| What you are asked to do |
Drop the pictures, then extract the listing word for word.

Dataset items
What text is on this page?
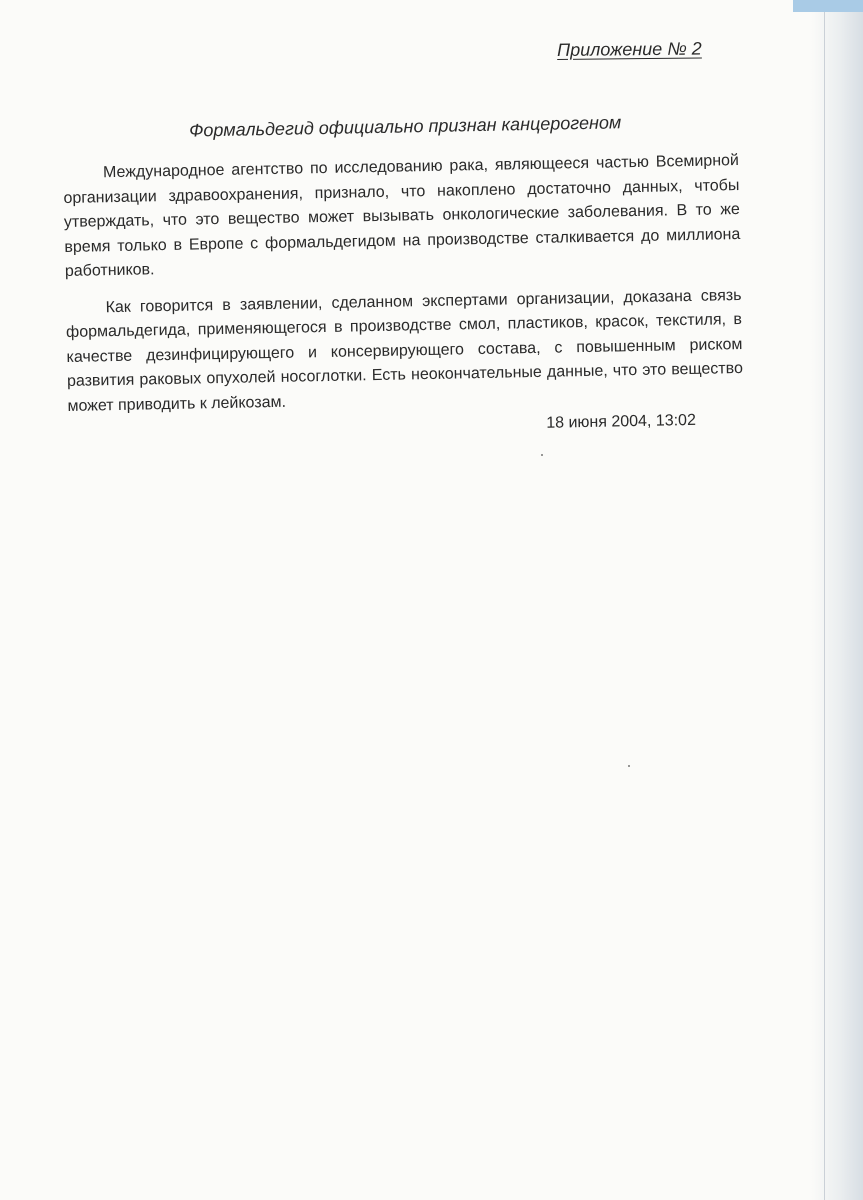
Приложение № 2
Формальдегид официально признан канцерогеном

Международное агентство по исследованию рака, являющееся частью Всемирной организации здравоохранения, признало, что накоплено достаточно данных, чтобы утверждать, что это вещество может вызывать онкологические заболевания. В то же время только в Европе с формальдегидом на производстве сталкивается до миллиона работников.

Как говорится в заявлении, сделанном экспертами организации, доказана связь формальдегида, применяющегося в производстве смол, пластиков, красок, текстиля, в качестве дезинфицирующего и консервирующего состава, с повышенным риском развития раковых опухолей носоглотки. Есть неокончательные данные, что это вещество может приводить к лейкозам.

18 июня 2004, 13:02
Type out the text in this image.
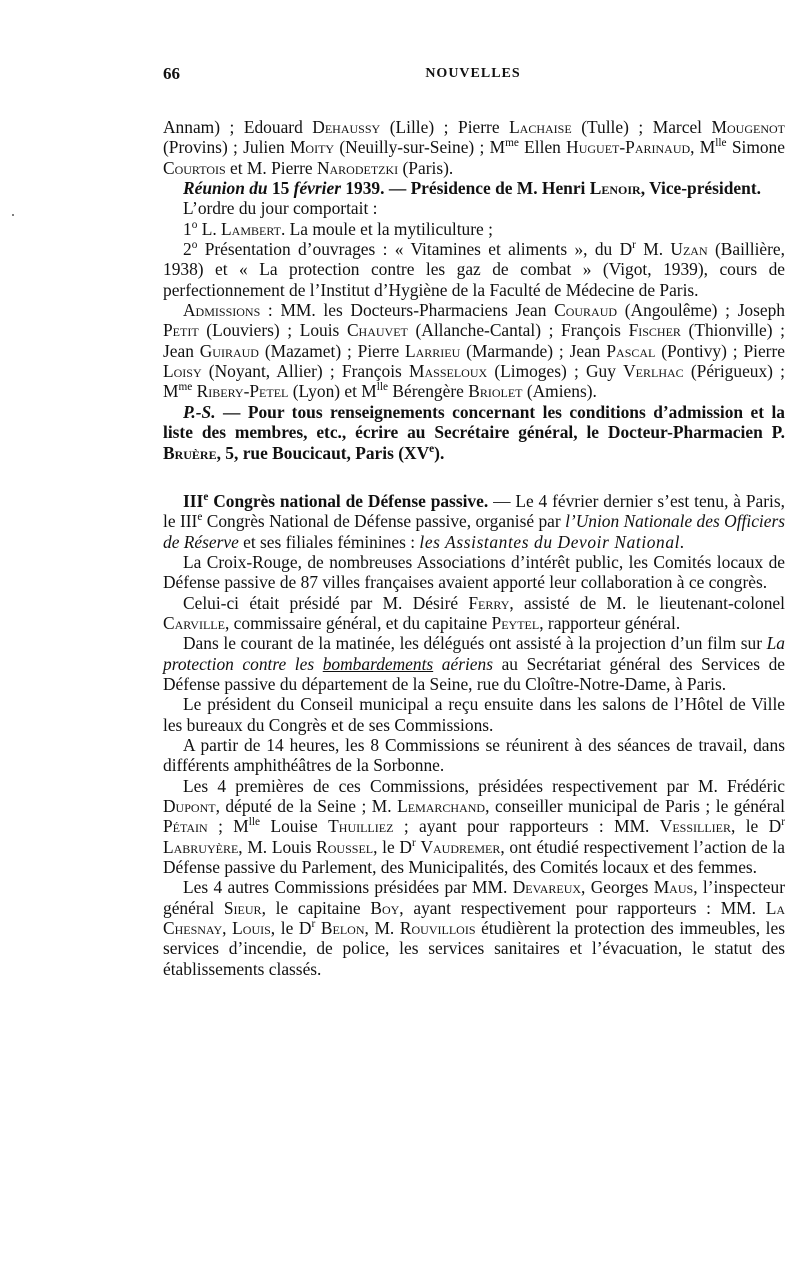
66	NOUVELLES

Annam) ; Edouard Dehaussy (Lille) ; Pierre Lachaise (Tulle) ; Marcel Mougenot (Provins) ; Julien Moity (Neuilly-sur-Seine) ; $M^{me}$ Ellen Huguet-Parinaud, $M^{lle}$ Simone Courtois et M. Pierre Narodetzki (Paris).

Réunion du 15 février 1939. — Présidence de M. Henri Lenoir, Vice-président.

L’ordre du jour comportait :

1$^o$ L. Lambert. La moule et la mytiliculture ;

2$^o$ Présentation d’ouvrages : « Vitamines et aliments », du $D^r$ M. Uzan (Baillière, 1938) et « La protection contre les gaz de combat » (Vigot, 1939), cours de perfectionnement de l’Institut d’Hygiène de la Faculté de Médecine de Paris.

Admissions : MM. les Docteurs-Pharmaciens Jean Couraud (Angoulême) ; Joseph Petit (Louviers) ; Louis Chauvet (Allanche-Cantal) ; François Fischer (Thionville) ; Jean Guiraud (Mazamet) ; Pierre Larrieu (Marmande) ; Jean Pascal (Pontivy) ; Pierre Loisy (Noyant, Allier) ; François Masseloux (Limoges) ; Guy Verlhac (Périgueux) ; $M^{me}$ Ribery-Petel (Lyon) et $M^{lle}$ Bérengère Briolet (Amiens).

P.-S. — Pour tous renseignements concernant les conditions d’admission et la liste des membres, etc., écrire au Secrétaire général, le Docteur-Pharmacien P. Bruère, 5, rue Boucicaut, Paris (XVe).

IIIe Congrès national de Défense passive. — Le 4 février dernier s’est tenu, à Paris, le IIIe Congrès National de Défense passive, organisé par l’Union Nationale des Officiers de Réserve et ses filiales féminines : les Assistantes du Devoir National.

La Croix-Rouge, de nombreuses Associations d’intérêt public, les Comités locaux de Défense passive de 87 villes françaises avaient apporté leur collaboration à ce congrès.

Celui-ci était présidé par M. Désiré Ferry, assisté de M. le lieutenant-colonel Carville, commissaire général, et du capitaine Peytel, rapporteur général.

Dans le courant de la matinée, les délégués ont assisté à la projection d’un film sur La protection contre les bombardements aériens au Secrétariat général des Services de Défense passive du département de la Seine, rue du Cloître-Notre-Dame, à Paris.

Le président du Conseil municipal a reçu ensuite dans les salons de l’Hôtel de Ville les bureaux du Congrès et de ses Commissions.

A partir de 14 heures, les 8 Commissions se réunirent à des séances de travail, dans différents amphithéâtres de la Sorbonne.

Les 4 premières de ces Commissions, présidées respectivement par M. Frédéric Dupont, député de la Seine ; M. Lemarchand, conseiller municipal de Paris ; le général Pétain ; $M^{lle}$ Louise Thuilliez ; ayant pour rapporteurs : MM. Vessillier, le $D^r$ Labruyère, M. Louis Roussel, le $D^r$ Vaudremer, ont étudié respectivement l’action de la Défense passive du Parlement, des Municipalités, des Comités locaux et des femmes.

Les 4 autres Commissions présidées par MM. Devareux, Georges Maus, l’inspecteur général Sieur, le capitaine Boy, ayant respectivement pour rapporteurs : MM. La Chesnay, Louis, le $D^r$ Belon, M. Rouvillois étudièrent la protection des immeubles, les services d’incendie, de police, les services sanitaires et l’évacuation, le statut des établissements classés.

| Output for this task |
What text is on this page?
Приложение № 2
Формальдегид официально признан канцерогеном

Международное агентство по исследованию рака, являющееся частью Всемирной организации здравоохранения, признало, что накоплено достаточно данных, чтобы утверждать, что это вещество может вызывать онкологические заболевания. В то же время только в Европе с формальдегидом на производстве сталкивается до миллиона работников.

Как говорится в заявлении, сделанном экспертами организации, доказана связь формальдегида, применяющегося в производстве смол, пластиков, красок, текстиля, в качестве дезинфицирующего и консервирующего состава, с повышенным риском развития раковых опухолей носоглотки. Есть неокончательные данные, что это вещество может приводить к лейкозам.

18 июня 2004, 13:02
Type out the text in this image.
66	NOUVELLES

Annam) ; Edouard Dehaussy (Lille) ; Pierre Lachaise (Tulle) ; Marcel Mougenot (Provins) ; Julien Moity (Neuilly-sur-Seine) ; $M^{me}$ Ellen Huguet-Parinaud, $M^{lle}$ Simone Courtois et M. Pierre Narodetzki (Paris).

Réunion du 15 février 1939. — Présidence de M. Henri Lenoir, Vice-président.

L’ordre du jour comportait :

1$^o$ L. Lambert. La moule et la mytiliculture ;

2$^o$ Présentation d’ouvrages : « Vitamines et aliments », du $D^r$ M. Uzan (Baillière, 1938) et « La protection contre les gaz de combat » (Vigot, 1939), cours de perfectionnement de l’Institut d’Hygiène de la Faculté de Médecine de Paris.

Admissions : MM. les Docteurs-Pharmaciens Jean Couraud (Angoulême) ; Joseph Petit (Louviers) ; Louis Chauvet (Allanche-Cantal) ; François Fischer (Thionville) ; Jean Guiraud (Mazamet) ; Pierre Larrieu (Marmande) ; Jean Pascal (Pontivy) ; Pierre Loisy (Noyant, Allier) ; François Masseloux (Limoges) ; Guy Verlhac (Périgueux) ; $M^{me}$ Ribery-Petel (Lyon) et $M^{lle}$ Bérengère Briolet (Amiens).

P.-S. — Pour tous renseignements concernant les conditions d’admission et la liste des membres, etc., écrire au Secrétaire général, le Docteur-Pharmacien P. Bruère, 5, rue Boucicaut, Paris (XVe).

IIIe Congrès national de Défense passive. — Le 4 février dernier s’est tenu, à Paris, le IIIe Congrès National de Défense passive, organisé par l’Union Nationale des Officiers de Réserve et ses filiales féminines : les Assistantes du Devoir National.

La Croix-Rouge, de nombreuses Associations d’intérêt public, les Comités locaux de Défense passive de 87 villes françaises avaient apporté leur collaboration à ce congrès.

Celui-ci était présidé par M. Désiré Ferry, assisté de M. le lieutenant-colonel Carville, commissaire général, et du capitaine Peytel, rapporteur général.

Dans le courant de la matinée, les délégués ont assisté à la projection d’un film sur La protection contre les bombardements aériens au Secrétariat général des Services de Défense passive du département de la Seine, rue du Cloître-Notre-Dame, à Paris.

Le président du Conseil municipal a reçu ensuite dans les salons de l’Hôtel de Ville les bureaux du Congrès et de ses Commissions.

A partir de 14 heures, les 8 Commissions se réunirent à des séances de travail, dans différents amphithéâtres de la Sorbonne.

Les 4 premières de ces Commissions, présidées respectivement par M. Frédéric Dupont, député de la Seine ; M. Lemarchand, conseiller municipal de Paris ; le général Pétain ; $M^{lle}$ Louise Thuilliez ; ayant pour rapporteurs : MM. Vessillier, le $D^r$ Labruyère, M. Louis Roussel, le $D^r$ Vaudremer, ont étudié respectivement l’action de la Défense passive du Parlement, des Municipalités, des Comités locaux et des femmes.

Les 4 autres Commissions présidées par MM. Devareux, Georges Maus, l’inspecteur général Sieur, le capitaine Boy, ayant respectivement pour rapporteurs : MM. La Chesnay, Louis, le $D^r$ Belon, M. Rouvillois étudièrent la protection des immeubles, les services d’incendie, de police, les services sanitaires et l’évacuation, le statut des établissements classés.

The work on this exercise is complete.